**Exercise task**
Beneath this sentence is a set of records; write each of them out exactly.

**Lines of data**
● ● ● ●
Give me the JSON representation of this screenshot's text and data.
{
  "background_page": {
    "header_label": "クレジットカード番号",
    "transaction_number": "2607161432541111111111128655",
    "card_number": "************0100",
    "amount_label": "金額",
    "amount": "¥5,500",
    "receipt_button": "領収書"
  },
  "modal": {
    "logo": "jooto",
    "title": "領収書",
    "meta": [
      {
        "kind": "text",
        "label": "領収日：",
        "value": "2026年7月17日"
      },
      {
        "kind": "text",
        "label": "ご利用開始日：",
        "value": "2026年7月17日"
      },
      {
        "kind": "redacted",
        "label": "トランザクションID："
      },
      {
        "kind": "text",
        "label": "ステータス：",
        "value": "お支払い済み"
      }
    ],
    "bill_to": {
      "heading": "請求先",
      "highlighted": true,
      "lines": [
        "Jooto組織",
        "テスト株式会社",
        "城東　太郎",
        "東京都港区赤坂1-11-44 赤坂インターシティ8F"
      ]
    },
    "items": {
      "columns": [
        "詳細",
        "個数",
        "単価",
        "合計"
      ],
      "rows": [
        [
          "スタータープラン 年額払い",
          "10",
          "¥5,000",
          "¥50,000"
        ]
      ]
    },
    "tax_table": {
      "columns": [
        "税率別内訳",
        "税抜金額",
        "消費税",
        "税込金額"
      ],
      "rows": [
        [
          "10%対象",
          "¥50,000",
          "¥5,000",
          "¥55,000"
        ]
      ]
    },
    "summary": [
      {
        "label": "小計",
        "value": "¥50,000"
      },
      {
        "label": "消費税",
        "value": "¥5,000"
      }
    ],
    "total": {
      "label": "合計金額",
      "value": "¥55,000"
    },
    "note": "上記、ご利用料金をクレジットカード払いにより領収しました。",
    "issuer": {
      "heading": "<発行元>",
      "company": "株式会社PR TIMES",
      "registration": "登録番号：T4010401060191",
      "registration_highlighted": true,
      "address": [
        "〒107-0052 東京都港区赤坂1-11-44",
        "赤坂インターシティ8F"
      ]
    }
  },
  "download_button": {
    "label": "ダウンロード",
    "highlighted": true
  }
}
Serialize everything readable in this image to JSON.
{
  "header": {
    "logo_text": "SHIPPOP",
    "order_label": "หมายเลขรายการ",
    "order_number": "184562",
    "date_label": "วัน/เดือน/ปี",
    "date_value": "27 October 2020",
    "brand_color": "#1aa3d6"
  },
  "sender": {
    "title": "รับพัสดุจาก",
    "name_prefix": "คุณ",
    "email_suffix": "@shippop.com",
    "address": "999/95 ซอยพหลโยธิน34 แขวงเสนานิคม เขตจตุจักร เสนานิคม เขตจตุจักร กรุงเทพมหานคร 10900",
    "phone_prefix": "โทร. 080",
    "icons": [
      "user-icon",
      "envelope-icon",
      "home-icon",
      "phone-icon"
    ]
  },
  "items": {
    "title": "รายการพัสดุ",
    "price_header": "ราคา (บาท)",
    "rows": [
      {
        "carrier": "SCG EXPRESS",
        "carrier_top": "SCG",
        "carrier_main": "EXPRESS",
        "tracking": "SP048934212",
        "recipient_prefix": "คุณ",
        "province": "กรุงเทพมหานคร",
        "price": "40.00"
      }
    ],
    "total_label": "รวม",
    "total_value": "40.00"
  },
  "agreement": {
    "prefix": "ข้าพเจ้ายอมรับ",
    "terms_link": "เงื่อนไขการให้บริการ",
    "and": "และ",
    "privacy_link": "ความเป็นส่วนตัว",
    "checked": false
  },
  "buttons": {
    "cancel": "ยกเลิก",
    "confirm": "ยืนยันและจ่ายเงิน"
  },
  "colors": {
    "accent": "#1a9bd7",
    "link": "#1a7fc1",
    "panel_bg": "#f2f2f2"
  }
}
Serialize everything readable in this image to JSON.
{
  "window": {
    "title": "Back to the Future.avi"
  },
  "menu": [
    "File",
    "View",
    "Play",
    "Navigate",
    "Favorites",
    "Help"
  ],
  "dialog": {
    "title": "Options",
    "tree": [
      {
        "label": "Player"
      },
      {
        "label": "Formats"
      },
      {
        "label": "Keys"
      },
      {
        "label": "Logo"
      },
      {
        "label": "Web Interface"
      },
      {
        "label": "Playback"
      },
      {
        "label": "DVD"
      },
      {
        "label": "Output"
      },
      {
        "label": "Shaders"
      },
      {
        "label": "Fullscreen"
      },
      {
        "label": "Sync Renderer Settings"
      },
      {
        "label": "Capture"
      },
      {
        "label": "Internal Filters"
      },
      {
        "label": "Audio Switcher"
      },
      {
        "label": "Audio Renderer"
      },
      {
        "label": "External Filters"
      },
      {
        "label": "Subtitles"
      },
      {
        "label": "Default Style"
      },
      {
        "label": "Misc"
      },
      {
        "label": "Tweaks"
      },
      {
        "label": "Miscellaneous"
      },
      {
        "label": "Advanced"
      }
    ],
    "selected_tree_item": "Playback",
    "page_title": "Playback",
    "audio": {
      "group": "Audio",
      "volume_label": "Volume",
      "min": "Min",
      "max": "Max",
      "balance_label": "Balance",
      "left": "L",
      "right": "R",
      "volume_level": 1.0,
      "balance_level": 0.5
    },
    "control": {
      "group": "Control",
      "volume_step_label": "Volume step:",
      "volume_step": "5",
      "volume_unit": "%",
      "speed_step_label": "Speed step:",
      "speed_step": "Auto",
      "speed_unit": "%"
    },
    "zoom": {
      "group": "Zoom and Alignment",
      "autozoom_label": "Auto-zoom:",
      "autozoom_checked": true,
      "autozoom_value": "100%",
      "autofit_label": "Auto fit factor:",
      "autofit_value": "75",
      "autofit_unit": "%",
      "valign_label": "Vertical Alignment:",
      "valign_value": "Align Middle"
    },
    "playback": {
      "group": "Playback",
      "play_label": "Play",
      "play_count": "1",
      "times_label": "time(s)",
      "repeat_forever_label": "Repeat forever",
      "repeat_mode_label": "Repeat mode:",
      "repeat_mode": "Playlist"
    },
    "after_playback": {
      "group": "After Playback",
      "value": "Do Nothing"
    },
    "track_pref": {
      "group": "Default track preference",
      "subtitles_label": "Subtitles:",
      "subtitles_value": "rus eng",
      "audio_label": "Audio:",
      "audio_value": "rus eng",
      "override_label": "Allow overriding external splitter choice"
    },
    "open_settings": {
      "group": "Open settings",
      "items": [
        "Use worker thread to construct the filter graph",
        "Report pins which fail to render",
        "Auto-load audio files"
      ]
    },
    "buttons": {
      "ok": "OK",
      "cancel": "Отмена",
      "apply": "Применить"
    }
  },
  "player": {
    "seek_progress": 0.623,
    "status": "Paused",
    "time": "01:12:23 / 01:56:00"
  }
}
● ● ● ●
**Correct response**
Give me the JSON representation of this screenshot's text and data.
{
  "background_page": {
    "header_label": "クレジットカード番号",
    "transaction_number": "2607161432541111111111128655",
    "card_number": "************0100",
    "amount_label": "金額",
    "amount": "¥5,500",
    "receipt_button": "領収書"
  },
  "modal": {
    "logo": "jooto",
    "title": "領収書",
    "meta": [
      {
        "kind": "text",
        "label": "領収日：",
        "value": "2026年7月17日"
      },
      {
        "kind": "text",
        "label": "ご利用開始日：",
        "value": "2026年7月17日"
      },
      {
        "kind": "redacted",
        "label": "トランザクションID："
      },
      {
        "kind": "text",
        "label": "ステータス：",
        "value": "お支払い済み"
      }
    ],
    "bill_to": {
      "heading": "請求先",
      "highlighted": true,
      "lines": [
        "Jooto組織",
        "テスト株式会社",
        "城東　太郎",
        "東京都港区赤坂1-11-44 赤坂インターシティ8F"
      ]
    },
    "items": {
      "columns": [
        "詳細",
        "個数",
        "単価",
        "合計"
      ],
      "rows": [
        [
          "スタータープラン 年額払い",
          "10",
          "¥5,000",
          "¥50,000"
        ]
      ]
    },
    "tax_table": {
      "columns": [
        "税率別内訳",
        "税抜金額",
        "消費税",
        "税込金額"
      ],
      "rows": [
        [
          "10%対象",
          "¥50,000",
          "¥5,000",
          "¥55,000"
        ]
      ]
    },
    "summary": [
      {
        "label": "小計",
        "value": "¥50,000"
      },
      {
        "label": "消費税",
        "value": "¥5,000"
      }
    ],
    "total": {
      "label": "合計金額",
      "value": "¥55,000"
    },
    "note": "上記、ご利用料金をクレジットカード払いにより領収しました。",
    "issuer": {
      "heading": "<発行元>",
      "company": "株式会社PR TIMES",
      "registration": "登録番号：T4010401060191",
      "registration_highlighted": true,
      "address": [
        "〒107-0052 東京都港区赤坂1-11-44",
        "赤坂インターシティ8F"
      ]
    }
  },
  "download_button": {
    "label": "ダウンロード",
    "highlighted": true
  }
}
Serialize everything readable in this image to JSON.
{
  "header": {
    "logo_text": "SHIPPOP",
    "order_label": "หมายเลขรายการ",
    "order_number": "184562",
    "date_label": "วัน/เดือน/ปี",
    "date_value": "27 October 2020",
    "brand_color": "#1aa3d6"
  },
  "sender": {
    "title": "รับพัสดุจาก",
    "name_prefix": "คุณ",
    "email_suffix": "@shippop.com",
    "address": "999/95 ซอยพหลโยธิน34 แขวงเสนานิคม เขตจตุจักร เสนานิคม เขตจตุจักร กรุงเทพมหานคร 10900",
    "phone_prefix": "โทร. 080",
    "icons": [
      "user-icon",
      "envelope-icon",
      "home-icon",
      "phone-icon"
    ]
  },
  "items": {
    "title": "รายการพัสดุ",
    "price_header": "ราคา (บาท)",
    "rows": [
      {
        "carrier": "SCG EXPRESS",
        "carrier_top": "SCG",
        "carrier_main": "EXPRESS",
        "tracking": "SP048934212",
        "recipient_prefix": "คุณ",
        "province": "กรุงเทพมหานคร",
        "price": "40.00"
      }
    ],
    "total_label": "รวม",
    "total_value": "40.00"
  },
  "agreement": {
    "prefix": "ข้าพเจ้ายอมรับ",
    "terms_link": "เงื่อนไขการให้บริการ",
    "and": "และ",
    "privacy_link": "ความเป็นส่วนตัว",
    "checked": false
  },
  "buttons": {
    "cancel": "ยกเลิก",
    "confirm": "ยืนยันและจ่ายเงิน"
  },
  "colors": {
    "accent": "#1a9bd7",
    "link": "#1a7fc1",
    "panel_bg": "#f2f2f2"
  }
}
Serialize everything readable in this image to JSON.
{
  "window": {
    "title": "Back to the Future.avi"
  },
  "menu": [
    "File",
    "View",
    "Play",
    "Navigate",
    "Favorites",
    "Help"
  ],
  "dialog": {
    "title": "Options",
    "tree": [
      {
        "label": "Player"
      },
      {
        "label": "Formats"
      },
      {
        "label": "Keys"
      },
      {
        "label": "Logo"
      },
      {
        "label": "Web Interface"
      },
      {
        "label": "Playback"
      },
      {
        "label": "DVD"
      },
      {
        "label": "Output"
      },
      {
        "label": "Shaders"
      },
      {
        "label": "Fullscreen"
      },
      {
        "label": "Sync Renderer Settings"
      },
      {
        "label": "Capture"
      },
      {
        "label": "Internal Filters"
      },
      {
        "label": "Audio Switcher"
      },
      {
        "label": "Audio Renderer"
      },
      {
        "label": "External Filters"
      },
      {
        "label": "Subtitles"
      },
      {
        "label": "Default Style"
      },
      {
        "label": "Misc"
      },
      {
        "label": "Tweaks"
      },
      {
        "label": "Miscellaneous"
      },
      {
        "label": "Advanced"
      }
    ],
    "selected_tree_item": "Playback",
    "page_title": "Playback",
    "audio": {
      "group": "Audio",
      "volume_label": "Volume",
      "min": "Min",
      "max": "Max",
      "balance_label": "Balance",
      "left": "L",
      "right": "R",
      "volume_level": 1.0,
      "balance_level": 0.5
    },
    "control": {
      "group": "Control",
      "volume_step_label": "Volume step:",
      "volume_step": "5",
      "volume_unit": "%",
      "speed_step_label": "Speed step:",
      "speed_step": "Auto",
      "speed_unit": "%"
    },
    "zoom": {
      "group": "Zoom and Alignment",
      "autozoom_label": "Auto-zoom:",
      "autozoom_checked": true,
      "autozoom_value": "100%",
      "autofit_label": "Auto fit factor:",
      "autofit_value": "75",
      "autofit_unit": "%",
      "valign_label": "Vertical Alignment:",
      "valign_value": "Align Middle"
    },
    "playback": {
      "group": "Playback",
      "play_label": "Play",
      "play_count": "1",
      "times_label": "time(s)",
      "repeat_forever_label": "Repeat forever",
      "repeat_mode_label": "Repeat mode:",
      "repeat_mode": "Playlist"
    },
    "after_playback": {
      "group": "After Playback",
      "value": "Do Nothing"
    },
    "track_pref": {
      "group": "Default track preference",
      "subtitles_label": "Subtitles:",
      "subtitles_value": "rus eng",
      "audio_label": "Audio:",
      "audio_value": "rus eng",
      "override_label": "Allow overriding external splitter choice"
    },
    "open_settings": {
      "group": "Open settings",
      "items": [
        "Use worker thread to construct the filter graph",
        "Report pins which fail to render",
        "Auto-load audio files"
      ]
    },
    "buttons": {
      "ok": "OK",
      "cancel": "Отмена",
      "apply": "Применить"
    }
  },
  "player": {
    "seek_progress": 0.623,
    "status": "Paused",
    "time": "01:12:23 / 01:56:00"
  }
}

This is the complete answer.